▶ **What is being asked**
Report only the number of lines in this material that include "name".

····················

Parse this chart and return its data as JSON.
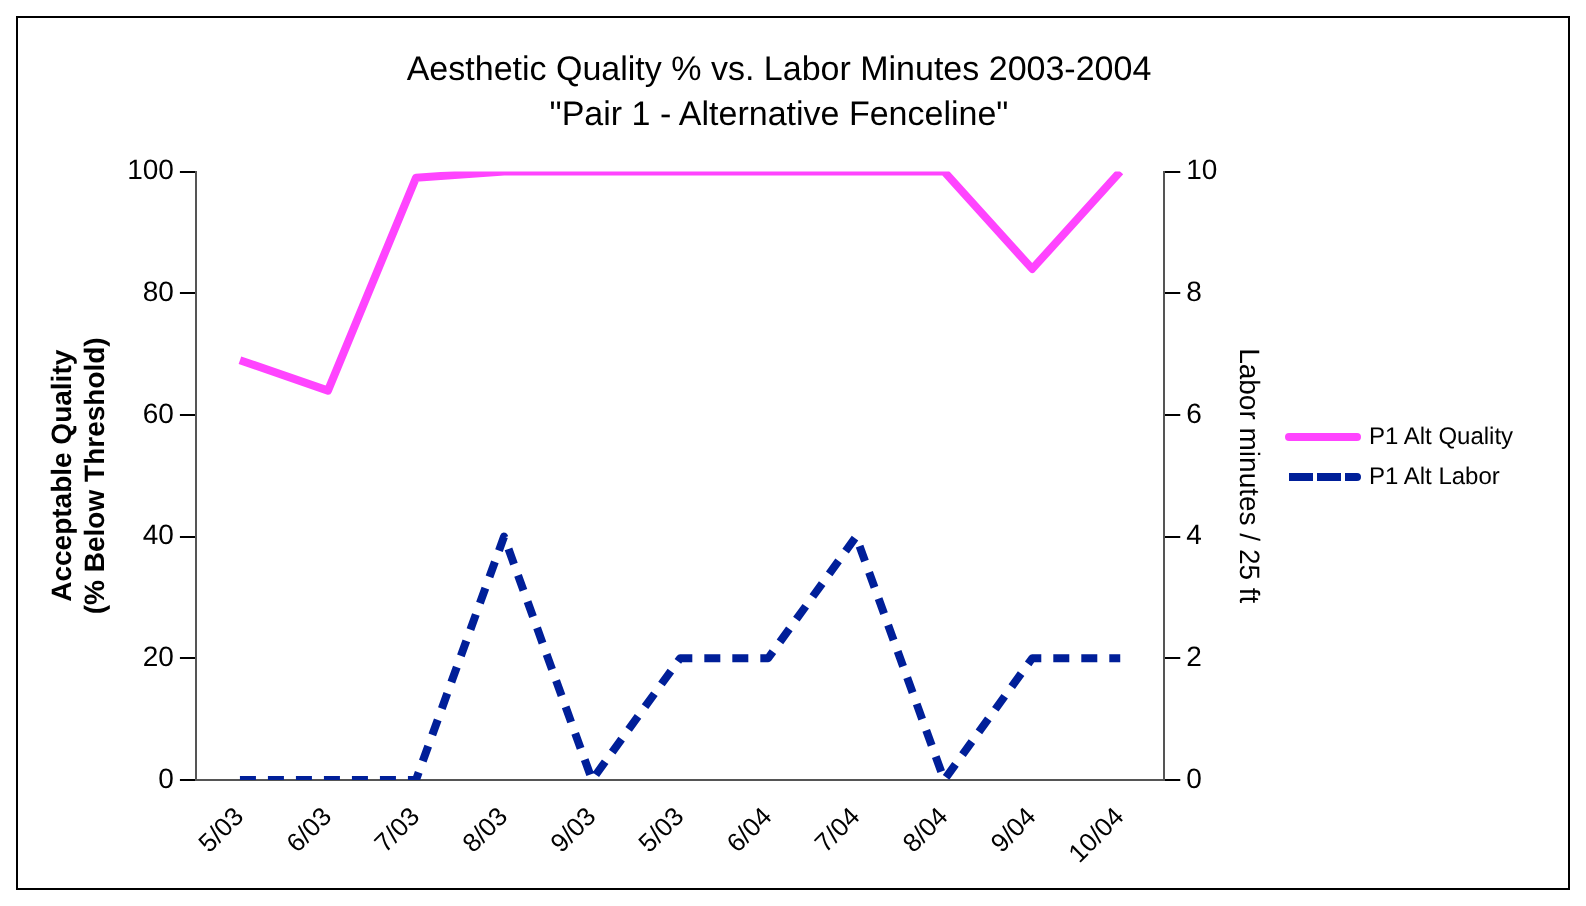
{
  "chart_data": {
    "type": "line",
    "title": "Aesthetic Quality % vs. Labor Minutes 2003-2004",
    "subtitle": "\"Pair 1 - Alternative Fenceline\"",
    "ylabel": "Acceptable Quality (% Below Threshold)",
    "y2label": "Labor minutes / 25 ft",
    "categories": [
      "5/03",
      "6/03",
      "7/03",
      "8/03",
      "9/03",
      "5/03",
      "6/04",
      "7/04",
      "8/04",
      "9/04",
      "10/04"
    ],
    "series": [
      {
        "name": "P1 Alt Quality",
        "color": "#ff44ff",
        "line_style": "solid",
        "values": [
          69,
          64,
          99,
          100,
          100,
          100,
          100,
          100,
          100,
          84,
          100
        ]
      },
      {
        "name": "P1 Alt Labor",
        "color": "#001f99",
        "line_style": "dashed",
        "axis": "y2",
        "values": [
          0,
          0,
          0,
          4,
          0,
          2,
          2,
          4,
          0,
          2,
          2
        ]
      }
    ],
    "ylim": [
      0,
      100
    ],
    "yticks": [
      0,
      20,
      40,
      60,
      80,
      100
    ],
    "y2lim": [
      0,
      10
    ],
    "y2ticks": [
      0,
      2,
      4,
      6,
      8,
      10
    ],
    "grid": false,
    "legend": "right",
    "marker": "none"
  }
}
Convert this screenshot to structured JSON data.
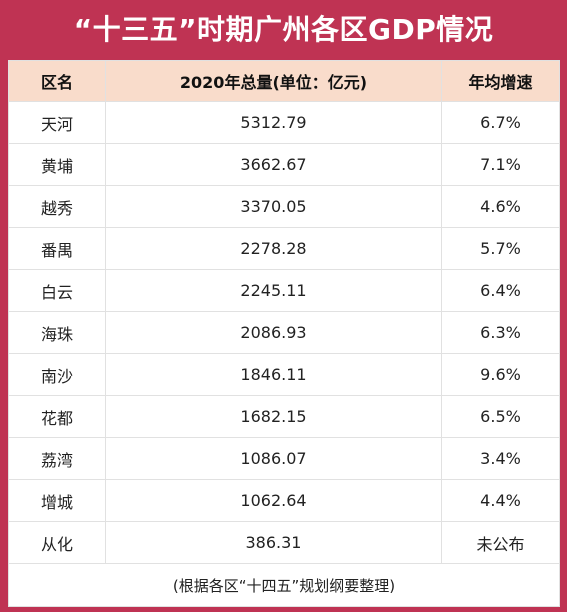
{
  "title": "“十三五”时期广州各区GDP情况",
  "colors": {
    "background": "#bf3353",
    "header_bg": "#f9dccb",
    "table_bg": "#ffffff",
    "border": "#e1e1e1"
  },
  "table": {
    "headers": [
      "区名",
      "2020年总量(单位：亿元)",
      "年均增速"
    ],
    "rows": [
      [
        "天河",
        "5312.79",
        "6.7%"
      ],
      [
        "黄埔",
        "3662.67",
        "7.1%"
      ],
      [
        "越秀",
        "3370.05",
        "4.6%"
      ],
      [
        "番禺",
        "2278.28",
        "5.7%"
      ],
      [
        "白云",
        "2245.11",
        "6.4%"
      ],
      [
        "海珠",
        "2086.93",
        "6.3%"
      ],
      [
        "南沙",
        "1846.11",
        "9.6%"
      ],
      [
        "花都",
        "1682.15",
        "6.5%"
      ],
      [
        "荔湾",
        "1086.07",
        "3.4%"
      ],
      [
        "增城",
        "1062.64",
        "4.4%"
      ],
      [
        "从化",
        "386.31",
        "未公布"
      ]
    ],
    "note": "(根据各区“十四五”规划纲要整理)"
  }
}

····················

▶ **Answer for this exercise**
2